[Recorded data]:
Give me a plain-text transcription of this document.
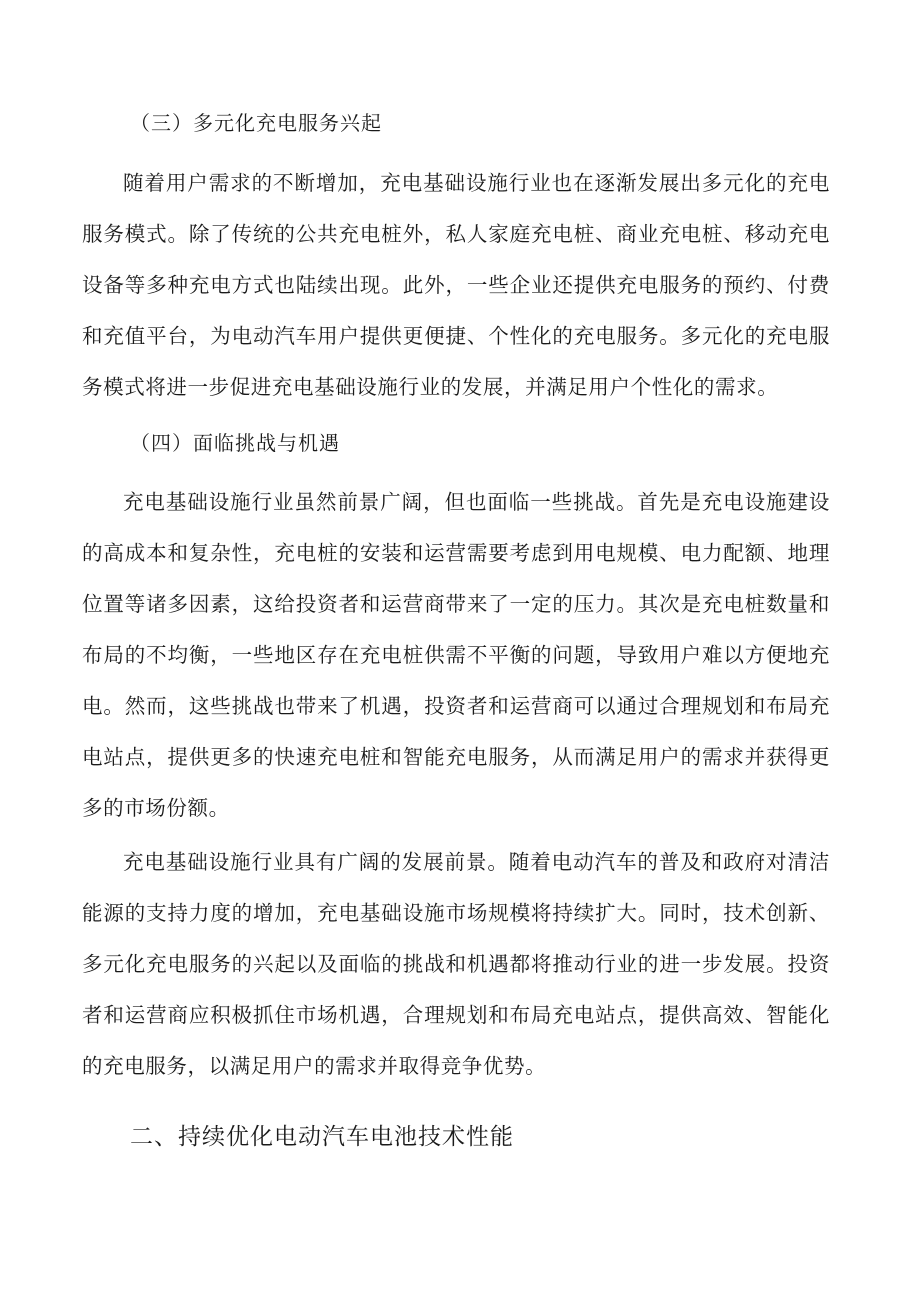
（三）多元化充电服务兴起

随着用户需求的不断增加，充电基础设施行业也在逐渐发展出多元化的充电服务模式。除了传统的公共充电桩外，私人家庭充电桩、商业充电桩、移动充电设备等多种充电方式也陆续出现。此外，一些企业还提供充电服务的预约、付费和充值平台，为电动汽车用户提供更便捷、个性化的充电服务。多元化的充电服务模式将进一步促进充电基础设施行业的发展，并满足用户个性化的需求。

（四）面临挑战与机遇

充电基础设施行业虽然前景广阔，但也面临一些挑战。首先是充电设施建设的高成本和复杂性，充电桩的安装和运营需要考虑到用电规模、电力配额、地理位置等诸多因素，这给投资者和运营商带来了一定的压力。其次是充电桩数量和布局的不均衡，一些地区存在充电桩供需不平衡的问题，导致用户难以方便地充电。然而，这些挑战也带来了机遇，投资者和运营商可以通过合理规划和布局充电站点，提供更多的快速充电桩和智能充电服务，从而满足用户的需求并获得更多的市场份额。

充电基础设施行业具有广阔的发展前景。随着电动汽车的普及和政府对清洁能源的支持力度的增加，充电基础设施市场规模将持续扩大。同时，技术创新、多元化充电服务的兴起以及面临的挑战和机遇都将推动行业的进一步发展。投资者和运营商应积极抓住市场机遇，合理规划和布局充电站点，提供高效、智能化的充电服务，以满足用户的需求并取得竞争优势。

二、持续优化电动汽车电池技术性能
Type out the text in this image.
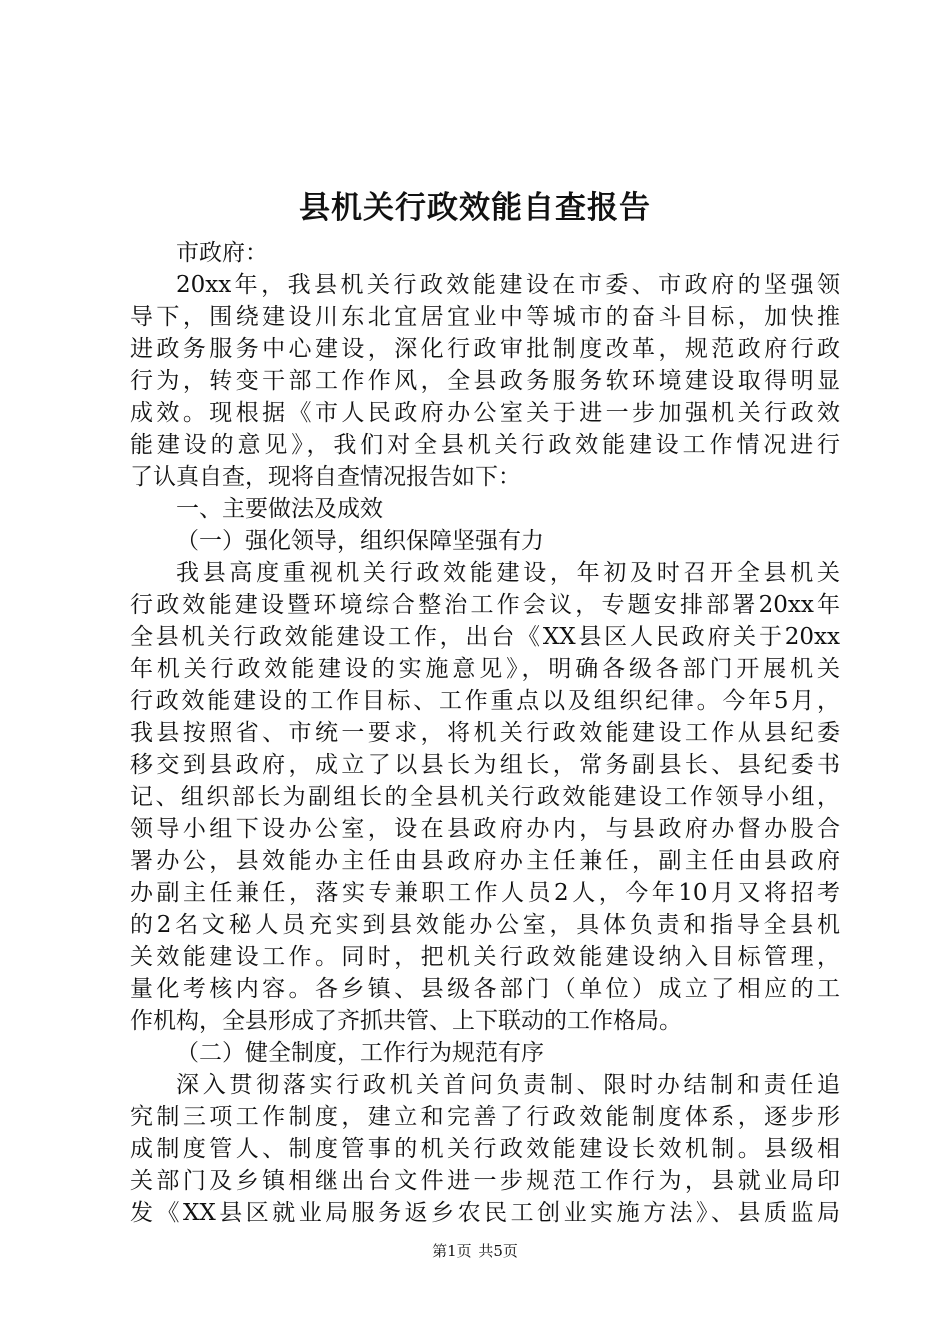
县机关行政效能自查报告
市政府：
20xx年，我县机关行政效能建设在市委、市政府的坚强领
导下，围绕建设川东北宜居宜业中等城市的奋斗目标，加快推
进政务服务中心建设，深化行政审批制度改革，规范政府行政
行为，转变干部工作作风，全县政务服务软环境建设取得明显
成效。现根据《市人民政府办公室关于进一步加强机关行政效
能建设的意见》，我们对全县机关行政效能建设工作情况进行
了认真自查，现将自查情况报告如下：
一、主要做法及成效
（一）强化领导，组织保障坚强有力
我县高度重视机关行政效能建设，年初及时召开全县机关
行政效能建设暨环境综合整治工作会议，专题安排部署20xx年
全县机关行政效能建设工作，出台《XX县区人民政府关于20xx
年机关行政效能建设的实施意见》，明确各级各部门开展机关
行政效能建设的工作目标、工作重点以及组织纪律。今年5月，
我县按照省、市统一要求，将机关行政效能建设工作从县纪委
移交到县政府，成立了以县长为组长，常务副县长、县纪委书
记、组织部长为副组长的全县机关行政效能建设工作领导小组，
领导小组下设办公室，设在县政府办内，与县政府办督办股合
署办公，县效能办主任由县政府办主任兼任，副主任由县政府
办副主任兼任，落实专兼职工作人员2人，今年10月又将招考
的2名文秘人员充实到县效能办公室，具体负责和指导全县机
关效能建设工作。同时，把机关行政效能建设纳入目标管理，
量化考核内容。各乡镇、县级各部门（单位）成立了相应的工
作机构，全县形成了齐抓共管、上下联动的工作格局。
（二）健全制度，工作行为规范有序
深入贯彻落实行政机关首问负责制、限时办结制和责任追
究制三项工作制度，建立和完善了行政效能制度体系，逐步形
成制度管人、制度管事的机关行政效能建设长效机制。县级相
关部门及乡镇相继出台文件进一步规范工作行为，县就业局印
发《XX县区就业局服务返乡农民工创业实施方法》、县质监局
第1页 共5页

==

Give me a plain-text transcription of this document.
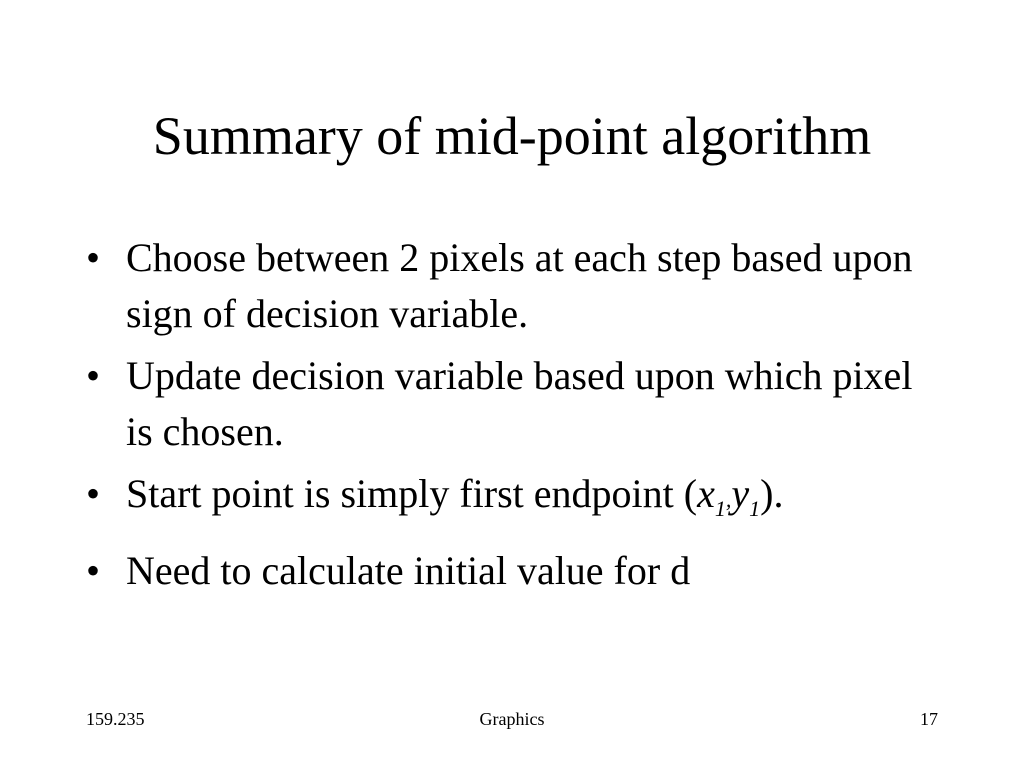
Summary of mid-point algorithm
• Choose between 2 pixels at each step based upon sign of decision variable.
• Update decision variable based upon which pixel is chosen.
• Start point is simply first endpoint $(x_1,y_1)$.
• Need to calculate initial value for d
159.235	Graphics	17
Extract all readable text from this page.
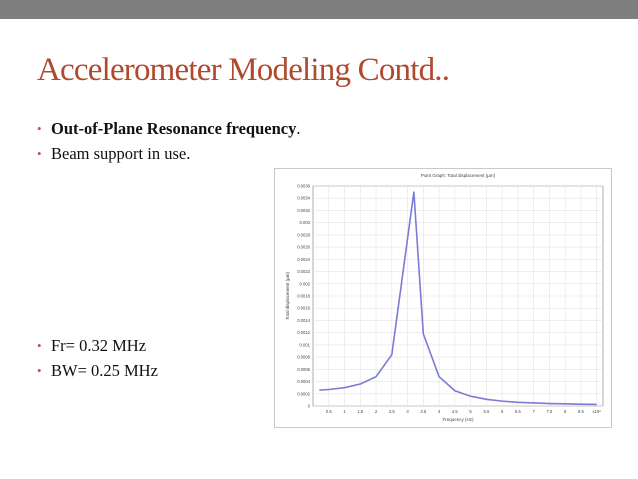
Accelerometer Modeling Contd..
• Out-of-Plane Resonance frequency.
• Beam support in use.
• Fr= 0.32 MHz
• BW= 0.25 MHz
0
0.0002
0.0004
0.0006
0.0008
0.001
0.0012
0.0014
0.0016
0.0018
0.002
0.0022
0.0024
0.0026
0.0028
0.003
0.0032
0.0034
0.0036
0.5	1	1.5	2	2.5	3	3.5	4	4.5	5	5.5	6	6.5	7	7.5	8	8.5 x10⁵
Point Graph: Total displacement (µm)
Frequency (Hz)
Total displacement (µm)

[TASK GOAL]: Gather every line from the listing above in which the word "variable" appears.

[FINISHED TASK]:
• Choose between 2 pixels at each step based upon sign of decision variable.
• Update decision variable based upon which pixel is chosen.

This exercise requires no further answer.